*Written instruction*
Pictures do not belong in your copy. Repeat all the other data exactly.

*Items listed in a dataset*
==========
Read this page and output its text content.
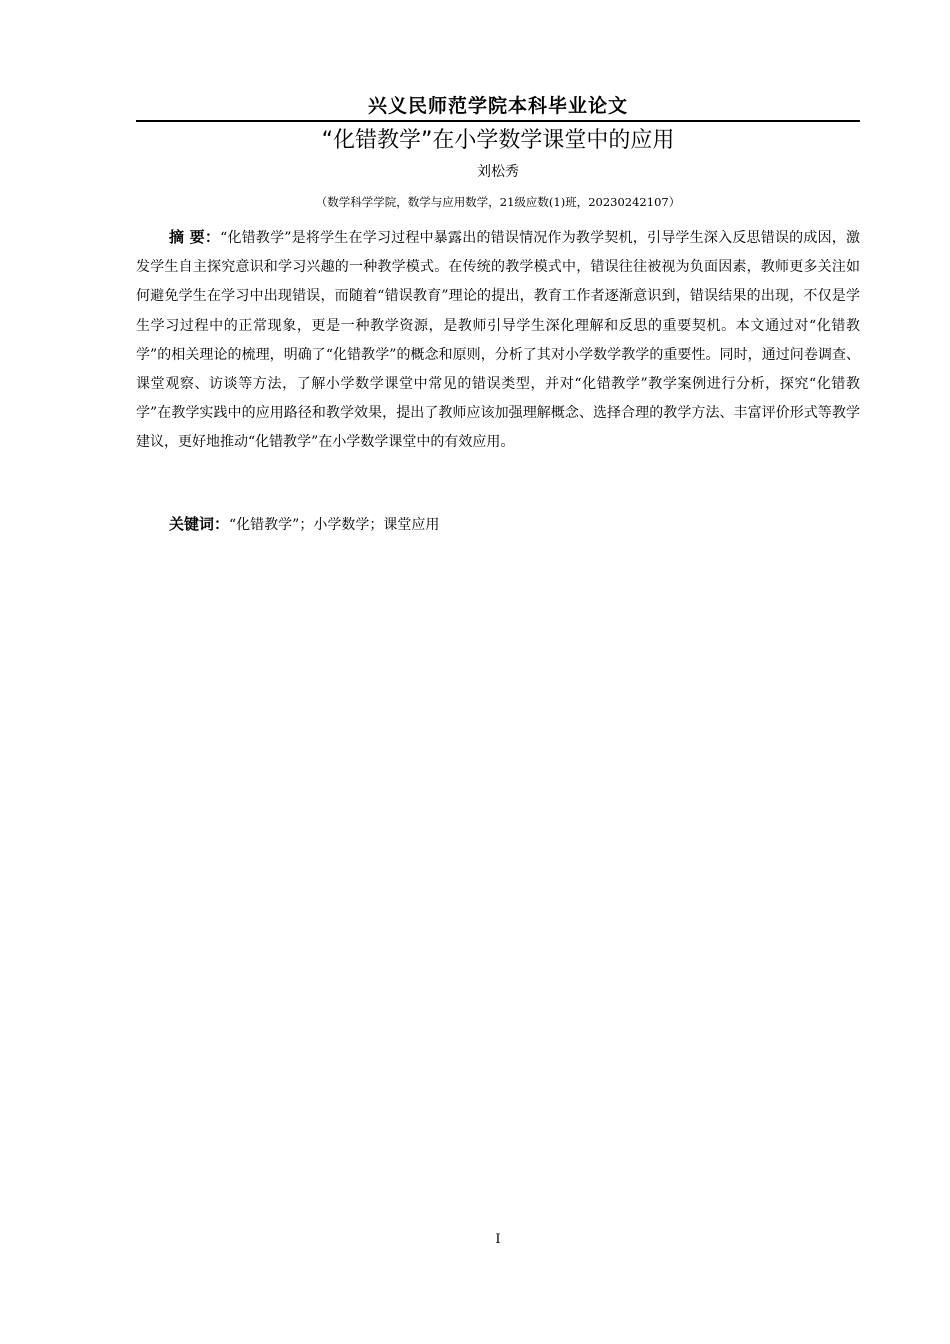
兴义民师范学院本科毕业论文
“化错教学”在小学数学课堂中的应用
刘松秀
（数学科学学院，数学与应用数学，21级应数(1)班，20230242107）

摘 要：“化错教学”是将学生在学习过程中暴露出的错误情况作为教学契机，引导学生深入反思错误的成因，激发学生自主探究意识和学习兴趣的一种教学模式。在传统的教学模式中，错误往往被视为负面因素，教师更多关注如何避免学生在学习中出现错误，而随着“错误教育”理论的提出，教育工作者逐渐意识到，错误结果的出现，不仅是学生学习过程中的正常现象，更是一种教学资源，是教师引导学生深化理解和反思的重要契机。本文通过对“化错教学”的相关理论的梳理，明确了“化错教学”的概念和原则，分析了其对小学数学教学的重要性。同时，通过问卷调查、课堂观察、访谈等方法，了解小学数学课堂中常见的错误类型，并对“化错教学”教学案例进行分析，探究“化错教学”在教学实践中的应用路径和教学效果，提出了教师应该加强理解概念、选择合理的教学方法、丰富评价形式等教学建议，更好地推动“化错教学”在小学数学课堂中的有效应用。

关键词：“化错教学”；小学数学；课堂应用

I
==========
*Full response*
Read this page and output its text content.
兴义民师范学院本科毕业论文
“化错教学”在小学数学课堂中的应用
刘松秀
（数学科学学院，数学与应用数学，21级应数(1)班，20230242107）

摘 要：“化错教学”是将学生在学习过程中暴露出的错误情况作为教学契机，引导学生深入反思错误的成因，激发学生自主探究意识和学习兴趣的一种教学模式。在传统的教学模式中，错误往往被视为负面因素，教师更多关注如何避免学生在学习中出现错误，而随着“错误教育”理论的提出，教育工作者逐渐意识到，错误结果的出现，不仅是学生学习过程中的正常现象，更是一种教学资源，是教师引导学生深化理解和反思的重要契机。本文通过对“化错教学”的相关理论的梳理，明确了“化错教学”的概念和原则，分析了其对小学数学教学的重要性。同时，通过问卷调查、课堂观察、访谈等方法，了解小学数学课堂中常见的错误类型，并对“化错教学”教学案例进行分析，探究“化错教学”在教学实践中的应用路径和教学效果，提出了教师应该加强理解概念、选择合理的教学方法、丰富评价形式等教学建议，更好地推动“化错教学”在小学数学课堂中的有效应用。

关键词：“化错教学”；小学数学；课堂应用

I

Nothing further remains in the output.